▶ **PROBLEM TO WORK ON**:
Copy down all of the data underneath, exactly as shown.

▶ **EXTRACTED INFORMATION**:
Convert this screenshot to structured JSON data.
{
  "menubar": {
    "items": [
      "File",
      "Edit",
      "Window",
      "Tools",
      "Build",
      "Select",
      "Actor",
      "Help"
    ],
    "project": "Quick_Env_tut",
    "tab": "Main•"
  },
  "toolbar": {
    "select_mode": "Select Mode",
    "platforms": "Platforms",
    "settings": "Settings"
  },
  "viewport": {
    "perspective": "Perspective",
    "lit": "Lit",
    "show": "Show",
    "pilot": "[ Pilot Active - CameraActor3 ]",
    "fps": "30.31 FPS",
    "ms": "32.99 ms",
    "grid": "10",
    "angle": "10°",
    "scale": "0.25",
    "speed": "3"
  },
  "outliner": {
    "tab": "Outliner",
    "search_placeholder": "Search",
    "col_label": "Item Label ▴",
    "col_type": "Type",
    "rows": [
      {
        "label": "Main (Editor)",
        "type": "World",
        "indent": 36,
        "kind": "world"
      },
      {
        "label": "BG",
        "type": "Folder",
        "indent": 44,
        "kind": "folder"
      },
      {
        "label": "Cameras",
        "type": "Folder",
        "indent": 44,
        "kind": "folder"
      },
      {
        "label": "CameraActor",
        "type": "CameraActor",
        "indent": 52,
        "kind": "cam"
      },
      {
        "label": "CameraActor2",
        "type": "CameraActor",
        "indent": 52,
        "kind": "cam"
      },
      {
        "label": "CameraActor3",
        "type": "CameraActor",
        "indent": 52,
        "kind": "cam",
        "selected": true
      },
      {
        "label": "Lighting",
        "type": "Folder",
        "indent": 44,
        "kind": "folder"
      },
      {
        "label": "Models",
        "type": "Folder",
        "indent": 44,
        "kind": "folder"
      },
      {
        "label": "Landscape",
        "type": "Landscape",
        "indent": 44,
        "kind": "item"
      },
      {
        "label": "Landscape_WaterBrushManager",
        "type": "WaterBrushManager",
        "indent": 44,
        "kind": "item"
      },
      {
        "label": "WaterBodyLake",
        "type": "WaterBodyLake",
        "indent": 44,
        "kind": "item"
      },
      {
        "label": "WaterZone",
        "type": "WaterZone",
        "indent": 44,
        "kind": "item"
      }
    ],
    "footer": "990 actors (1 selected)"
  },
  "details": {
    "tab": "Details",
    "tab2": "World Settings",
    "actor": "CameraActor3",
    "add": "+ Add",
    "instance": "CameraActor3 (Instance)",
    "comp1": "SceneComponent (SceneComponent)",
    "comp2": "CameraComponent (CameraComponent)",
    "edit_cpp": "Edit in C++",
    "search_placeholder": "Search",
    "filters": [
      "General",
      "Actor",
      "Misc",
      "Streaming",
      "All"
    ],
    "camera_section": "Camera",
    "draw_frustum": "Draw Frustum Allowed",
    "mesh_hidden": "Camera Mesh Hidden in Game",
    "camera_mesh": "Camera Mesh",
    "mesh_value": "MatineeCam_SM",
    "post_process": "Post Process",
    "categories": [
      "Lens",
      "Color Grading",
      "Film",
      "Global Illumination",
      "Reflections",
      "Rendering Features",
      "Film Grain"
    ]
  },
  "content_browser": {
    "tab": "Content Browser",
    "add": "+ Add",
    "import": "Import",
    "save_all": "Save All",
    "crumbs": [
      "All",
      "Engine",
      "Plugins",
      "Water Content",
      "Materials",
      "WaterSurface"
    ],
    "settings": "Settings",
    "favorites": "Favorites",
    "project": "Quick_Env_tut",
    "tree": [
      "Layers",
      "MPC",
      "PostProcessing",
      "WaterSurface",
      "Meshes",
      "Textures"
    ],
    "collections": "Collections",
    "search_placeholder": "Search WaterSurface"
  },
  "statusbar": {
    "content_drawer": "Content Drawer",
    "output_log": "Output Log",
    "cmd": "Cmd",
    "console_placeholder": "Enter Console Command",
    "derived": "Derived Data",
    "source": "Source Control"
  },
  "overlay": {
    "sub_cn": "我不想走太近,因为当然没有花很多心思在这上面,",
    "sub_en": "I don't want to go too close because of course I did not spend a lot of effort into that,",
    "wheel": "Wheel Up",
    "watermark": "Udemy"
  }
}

▶ **WRITTEN REPLY**:
Convert this screenshot to structured JSON data.
{
  "menubar": {
    "items": [
      "File",
      "Edit",
      "Window",
      "Tools",
      "Build",
      "Select",
      "Actor",
      "Help"
    ],
    "project": "Quick_Env_tut",
    "tab": "Main•"
  },
  "toolbar": {
    "select_mode": "Select Mode",
    "platforms": "Platforms",
    "settings": "Settings"
  },
  "viewport": {
    "perspective": "Perspective",
    "lit": "Lit",
    "show": "Show",
    "pilot": "[ Pilot Active - CameraActor3 ]",
    "fps": "30.31 FPS",
    "ms": "32.99 ms",
    "grid": "10",
    "angle": "10°",
    "scale": "0.25",
    "speed": "3"
  },
  "outliner": {
    "tab": "Outliner",
    "search_placeholder": "Search",
    "col_label": "Item Label ▴",
    "col_type": "Type",
    "rows": [
      {
        "label": "Main (Editor)",
        "type": "World",
        "indent": 36,
        "kind": "world"
      },
      {
        "label": "BG",
        "type": "Folder",
        "indent": 44,
        "kind": "folder"
      },
      {
        "label": "Cameras",
        "type": "Folder",
        "indent": 44,
        "kind": "folder"
      },
      {
        "label": "CameraActor",
        "type": "CameraActor",
        "indent": 52,
        "kind": "cam"
      },
      {
        "label": "CameraActor2",
        "type": "CameraActor",
        "indent": 52,
        "kind": "cam"
      },
      {
        "label": "CameraActor3",
        "type": "CameraActor",
        "indent": 52,
        "kind": "cam",
        "selected": true
      },
      {
        "label": "Lighting",
        "type": "Folder",
        "indent": 44,
        "kind": "folder"
      },
      {
        "label": "Models",
        "type": "Folder",
        "indent": 44,
        "kind": "folder"
      },
      {
        "label": "Landscape",
        "type": "Landscape",
        "indent": 44,
        "kind": "item"
      },
      {
        "label": "Landscape_WaterBrushManager",
        "type": "WaterBrushManager",
        "indent": 44,
        "kind": "item"
      },
      {
        "label": "WaterBodyLake",
        "type": "WaterBodyLake",
        "indent": 44,
        "kind": "item"
      },
      {
        "label": "WaterZone",
        "type": "WaterZone",
        "indent": 44,
        "kind": "item"
      }
    ],
    "footer": "990 actors (1 selected)"
  },
  "details": {
    "tab": "Details",
    "tab2": "World Settings",
    "actor": "CameraActor3",
    "add": "+ Add",
    "instance": "CameraActor3 (Instance)",
    "comp1": "SceneComponent (SceneComponent)",
    "comp2": "CameraComponent (CameraComponent)",
    "edit_cpp": "Edit in C++",
    "search_placeholder": "Search",
    "filters": [
      "General",
      "Actor",
      "Misc",
      "Streaming",
      "All"
    ],
    "camera_section": "Camera",
    "draw_frustum": "Draw Frustum Allowed",
    "mesh_hidden": "Camera Mesh Hidden in Game",
    "camera_mesh": "Camera Mesh",
    "mesh_value": "MatineeCam_SM",
    "post_process": "Post Process",
    "categories": [
      "Lens",
      "Color Grading",
      "Film",
      "Global Illumination",
      "Reflections",
      "Rendering Features",
      "Film Grain"
    ]
  },
  "content_browser": {
    "tab": "Content Browser",
    "add": "+ Add",
    "import": "Import",
    "save_all": "Save All",
    "crumbs": [
      "All",
      "Engine",
      "Plugins",
      "Water Content",
      "Materials",
      "WaterSurface"
    ],
    "settings": "Settings",
    "favorites": "Favorites",
    "project": "Quick_Env_tut",
    "tree": [
      "Layers",
      "MPC",
      "PostProcessing",
      "WaterSurface",
      "Meshes",
      "Textures"
    ],
    "collections": "Collections",
    "search_placeholder": "Search WaterSurface"
  },
  "statusbar": {
    "content_drawer": "Content Drawer",
    "output_log": "Output Log",
    "cmd": "Cmd",
    "console_placeholder": "Enter Console Command",
    "derived": "Derived Data",
    "source": "Source Control"
  },
  "overlay": {
    "sub_cn": "我不想走太近,因为当然没有花很多心思在这上面,",
    "sub_en": "I don't want to go too close because of course I did not spend a lot of effort into that,",
    "wheel": "Wheel Up",
    "watermark": "Udemy"
  }
}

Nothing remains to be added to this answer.